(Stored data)
--
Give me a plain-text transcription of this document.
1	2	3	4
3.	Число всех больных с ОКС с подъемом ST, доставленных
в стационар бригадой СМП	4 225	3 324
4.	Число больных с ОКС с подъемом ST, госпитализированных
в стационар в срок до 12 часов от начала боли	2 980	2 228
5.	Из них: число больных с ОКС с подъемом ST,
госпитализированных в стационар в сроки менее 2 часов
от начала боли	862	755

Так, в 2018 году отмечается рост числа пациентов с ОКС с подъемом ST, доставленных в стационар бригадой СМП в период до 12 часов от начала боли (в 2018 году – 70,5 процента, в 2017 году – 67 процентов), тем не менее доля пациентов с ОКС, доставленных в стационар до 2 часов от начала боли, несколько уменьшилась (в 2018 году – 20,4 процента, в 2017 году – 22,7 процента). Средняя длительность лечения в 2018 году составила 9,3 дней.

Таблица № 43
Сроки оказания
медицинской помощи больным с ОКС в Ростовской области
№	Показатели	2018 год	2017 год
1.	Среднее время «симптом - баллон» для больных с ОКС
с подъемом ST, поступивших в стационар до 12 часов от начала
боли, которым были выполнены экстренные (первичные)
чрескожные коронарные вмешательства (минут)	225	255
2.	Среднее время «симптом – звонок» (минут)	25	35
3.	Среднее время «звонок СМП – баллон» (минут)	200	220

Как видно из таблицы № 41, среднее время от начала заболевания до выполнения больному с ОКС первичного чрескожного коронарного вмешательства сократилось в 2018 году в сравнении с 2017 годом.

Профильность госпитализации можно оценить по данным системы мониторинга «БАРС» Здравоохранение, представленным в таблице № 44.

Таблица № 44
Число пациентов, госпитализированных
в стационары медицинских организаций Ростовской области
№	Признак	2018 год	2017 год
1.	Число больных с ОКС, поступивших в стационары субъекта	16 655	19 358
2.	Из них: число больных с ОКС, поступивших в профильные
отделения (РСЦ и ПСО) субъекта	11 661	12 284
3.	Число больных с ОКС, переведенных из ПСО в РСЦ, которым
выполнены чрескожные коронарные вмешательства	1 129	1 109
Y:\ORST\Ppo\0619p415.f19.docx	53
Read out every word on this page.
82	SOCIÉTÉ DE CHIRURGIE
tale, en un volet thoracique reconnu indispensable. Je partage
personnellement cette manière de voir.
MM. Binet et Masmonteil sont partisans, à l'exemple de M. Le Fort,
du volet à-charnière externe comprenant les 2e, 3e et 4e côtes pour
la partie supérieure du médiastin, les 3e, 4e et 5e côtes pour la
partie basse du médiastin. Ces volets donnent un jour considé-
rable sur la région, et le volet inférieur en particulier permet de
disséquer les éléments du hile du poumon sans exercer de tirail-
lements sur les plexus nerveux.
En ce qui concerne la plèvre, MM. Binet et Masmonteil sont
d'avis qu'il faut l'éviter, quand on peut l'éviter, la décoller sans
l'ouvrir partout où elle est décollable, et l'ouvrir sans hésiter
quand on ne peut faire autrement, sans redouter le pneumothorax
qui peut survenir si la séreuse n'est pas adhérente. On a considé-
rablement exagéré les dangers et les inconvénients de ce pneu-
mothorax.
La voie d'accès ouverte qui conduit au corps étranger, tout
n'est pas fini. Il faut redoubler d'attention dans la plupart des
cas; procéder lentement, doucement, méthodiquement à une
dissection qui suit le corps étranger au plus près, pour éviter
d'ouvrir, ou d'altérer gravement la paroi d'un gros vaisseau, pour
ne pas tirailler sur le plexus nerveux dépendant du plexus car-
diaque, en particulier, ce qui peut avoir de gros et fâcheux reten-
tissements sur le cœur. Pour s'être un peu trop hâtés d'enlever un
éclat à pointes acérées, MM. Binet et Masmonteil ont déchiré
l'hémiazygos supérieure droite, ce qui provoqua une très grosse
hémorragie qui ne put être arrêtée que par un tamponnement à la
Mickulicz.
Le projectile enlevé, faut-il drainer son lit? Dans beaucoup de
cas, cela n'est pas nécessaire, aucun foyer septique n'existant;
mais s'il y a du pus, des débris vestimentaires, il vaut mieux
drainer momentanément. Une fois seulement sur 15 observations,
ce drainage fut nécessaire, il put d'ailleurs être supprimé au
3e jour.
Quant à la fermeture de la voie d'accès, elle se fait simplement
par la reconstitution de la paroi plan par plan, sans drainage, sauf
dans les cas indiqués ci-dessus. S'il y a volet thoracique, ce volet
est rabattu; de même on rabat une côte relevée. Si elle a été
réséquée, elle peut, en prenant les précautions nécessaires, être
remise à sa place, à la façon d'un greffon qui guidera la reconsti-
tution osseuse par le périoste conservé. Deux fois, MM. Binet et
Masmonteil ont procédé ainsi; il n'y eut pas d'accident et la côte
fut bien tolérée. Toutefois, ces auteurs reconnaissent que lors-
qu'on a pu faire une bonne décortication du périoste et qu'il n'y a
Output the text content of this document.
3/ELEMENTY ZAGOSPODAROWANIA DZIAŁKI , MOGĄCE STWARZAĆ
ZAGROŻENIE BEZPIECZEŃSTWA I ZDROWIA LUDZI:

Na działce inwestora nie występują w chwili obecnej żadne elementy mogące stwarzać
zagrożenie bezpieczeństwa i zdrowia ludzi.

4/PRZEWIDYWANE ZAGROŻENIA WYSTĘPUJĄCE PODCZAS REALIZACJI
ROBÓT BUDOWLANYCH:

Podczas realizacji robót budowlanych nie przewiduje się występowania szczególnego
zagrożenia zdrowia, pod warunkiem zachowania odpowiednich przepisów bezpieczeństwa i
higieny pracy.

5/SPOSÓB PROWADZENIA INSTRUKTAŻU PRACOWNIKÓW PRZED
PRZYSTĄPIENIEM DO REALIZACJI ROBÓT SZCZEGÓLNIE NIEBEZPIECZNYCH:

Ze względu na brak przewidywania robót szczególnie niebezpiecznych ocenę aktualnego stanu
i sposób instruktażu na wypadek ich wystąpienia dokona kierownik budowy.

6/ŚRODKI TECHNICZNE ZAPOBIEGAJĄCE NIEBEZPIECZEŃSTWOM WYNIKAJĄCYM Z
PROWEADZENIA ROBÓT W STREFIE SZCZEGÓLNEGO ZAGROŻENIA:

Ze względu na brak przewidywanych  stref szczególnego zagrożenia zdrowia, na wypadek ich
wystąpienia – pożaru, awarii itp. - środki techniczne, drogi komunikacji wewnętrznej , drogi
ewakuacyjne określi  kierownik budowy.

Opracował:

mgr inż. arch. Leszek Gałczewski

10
--
**Instructions for the task:** Write the entire listing out again, word for word.

**Output for this task:**
Give me a plain-text transcription of this document.
1	2	3	4
3.	Число всех больных с ОКС с подъемом ST, доставленных
в стационар бригадой СМП	4 225	3 324
4.	Число больных с ОКС с подъемом ST, госпитализированных
в стационар в срок до 12 часов от начала боли	2 980	2 228
5.	Из них: число больных с ОКС с подъемом ST,
госпитализированных в стационар в сроки менее 2 часов
от начала боли	862	755

Так, в 2018 году отмечается рост числа пациентов с ОКС с подъемом ST, доставленных в стационар бригадой СМП в период до 12 часов от начала боли (в 2018 году – 70,5 процента, в 2017 году – 67 процентов), тем не менее доля пациентов с ОКС, доставленных в стационар до 2 часов от начала боли, несколько уменьшилась (в 2018 году – 20,4 процента, в 2017 году – 22,7 процента). Средняя длительность лечения в 2018 году составила 9,3 дней.

Таблица № 43
Сроки оказания
медицинской помощи больным с ОКС в Ростовской области
№	Показатели	2018 год	2017 год
1.	Среднее время «симптом - баллон» для больных с ОКС
с подъемом ST, поступивших в стационар до 12 часов от начала
боли, которым были выполнены экстренные (первичные)
чрескожные коронарные вмешательства (минут)	225	255
2.	Среднее время «симптом – звонок» (минут)	25	35
3.	Среднее время «звонок СМП – баллон» (минут)	200	220

Как видно из таблицы № 41, среднее время от начала заболевания до выполнения больному с ОКС первичного чрескожного коронарного вмешательства сократилось в 2018 году в сравнении с 2017 годом.

Профильность госпитализации можно оценить по данным системы мониторинга «БАРС» Здравоохранение, представленным в таблице № 44.

Таблица № 44
Число пациентов, госпитализированных
в стационары медицинских организаций Ростовской области
№	Признак	2018 год	2017 год
1.	Число больных с ОКС, поступивших в стационары субъекта	16 655	19 358
2.	Из них: число больных с ОКС, поступивших в профильные
отделения (РСЦ и ПСО) субъекта	11 661	12 284
3.	Число больных с ОКС, переведенных из ПСО в РСЦ, которым
выполнены чрескожные коронарные вмешательства	1 129	1 109
Y:\ORST\Ppo\0619p415.f19.docx	53
Read out every word on this page.
82	SOCIÉTÉ DE CHIRURGIE
tale, en un volet thoracique reconnu indispensable. Je partage
personnellement cette manière de voir.
MM. Binet et Masmonteil sont partisans, à l'exemple de M. Le Fort,
du volet à-charnière externe comprenant les 2e, 3e et 4e côtes pour
la partie supérieure du médiastin, les 3e, 4e et 5e côtes pour la
partie basse du médiastin. Ces volets donnent un jour considé-
rable sur la région, et le volet inférieur en particulier permet de
disséquer les éléments du hile du poumon sans exercer de tirail-
lements sur les plexus nerveux.
En ce qui concerne la plèvre, MM. Binet et Masmonteil sont
d'avis qu'il faut l'éviter, quand on peut l'éviter, la décoller sans
l'ouvrir partout où elle est décollable, et l'ouvrir sans hésiter
quand on ne peut faire autrement, sans redouter le pneumothorax
qui peut survenir si la séreuse n'est pas adhérente. On a considé-
rablement exagéré les dangers et les inconvénients de ce pneu-
mothorax.
La voie d'accès ouverte qui conduit au corps étranger, tout
n'est pas fini. Il faut redoubler d'attention dans la plupart des
cas; procéder lentement, doucement, méthodiquement à une
dissection qui suit le corps étranger au plus près, pour éviter
d'ouvrir, ou d'altérer gravement la paroi d'un gros vaisseau, pour
ne pas tirailler sur le plexus nerveux dépendant du plexus car-
diaque, en particulier, ce qui peut avoir de gros et fâcheux reten-
tissements sur le cœur. Pour s'être un peu trop hâtés d'enlever un
éclat à pointes acérées, MM. Binet et Masmonteil ont déchiré
l'hémiazygos supérieure droite, ce qui provoqua une très grosse
hémorragie qui ne put être arrêtée que par un tamponnement à la
Mickulicz.
Le projectile enlevé, faut-il drainer son lit? Dans beaucoup de
cas, cela n'est pas nécessaire, aucun foyer septique n'existant;
mais s'il y a du pus, des débris vestimentaires, il vaut mieux
drainer momentanément. Une fois seulement sur 15 observations,
ce drainage fut nécessaire, il put d'ailleurs être supprimé au
3e jour.
Quant à la fermeture de la voie d'accès, elle se fait simplement
par la reconstitution de la paroi plan par plan, sans drainage, sauf
dans les cas indiqués ci-dessus. S'il y a volet thoracique, ce volet
est rabattu; de même on rabat une côte relevée. Si elle a été
réséquée, elle peut, en prenant les précautions nécessaires, être
remise à sa place, à la façon d'un greffon qui guidera la reconsti-
tution osseuse par le périoste conservé. Deux fois, MM. Binet et
Masmonteil ont procédé ainsi; il n'y eut pas d'accident et la côte
fut bien tolérée. Toutefois, ces auteurs reconnaissent que lors-
qu'on a pu faire une bonne décortication du périoste et qu'il n'y a
Output the text content of this document.
3/ELEMENTY ZAGOSPODAROWANIA DZIAŁKI , MOGĄCE STWARZAĆ
ZAGROŻENIE BEZPIECZEŃSTWA I ZDROWIA LUDZI:

Na działce inwestora nie występują w chwili obecnej żadne elementy mogące stwarzać
zagrożenie bezpieczeństwa i zdrowia ludzi.

4/PRZEWIDYWANE ZAGROŻENIA WYSTĘPUJĄCE PODCZAS REALIZACJI
ROBÓT BUDOWLANYCH:

Podczas realizacji robót budowlanych nie przewiduje się występowania szczególnego
zagrożenia zdrowia, pod warunkiem zachowania odpowiednich przepisów bezpieczeństwa i
higieny pracy.

5/SPOSÓB PROWADZENIA INSTRUKTAŻU PRACOWNIKÓW PRZED
PRZYSTĄPIENIEM DO REALIZACJI ROBÓT SZCZEGÓLNIE NIEBEZPIECZNYCH:

Ze względu na brak przewidywania robót szczególnie niebezpiecznych ocenę aktualnego stanu
i sposób instruktażu na wypadek ich wystąpienia dokona kierownik budowy.

6/ŚRODKI TECHNICZNE ZAPOBIEGAJĄCE NIEBEZPIECZEŃSTWOM WYNIKAJĄCYM Z
PROWEADZENIA ROBÓT W STREFIE SZCZEGÓLNEGO ZAGROŻENIA:

Ze względu na brak przewidywanych  stref szczególnego zagrożenia zdrowia, na wypadek ich
wystąpienia – pożaru, awarii itp. - środki techniczne, drogi komunikacji wewnętrznej , drogi
ewakuacyjne określi  kierownik budowy.

Opracował:

mgr inż. arch. Leszek Gałczewski

10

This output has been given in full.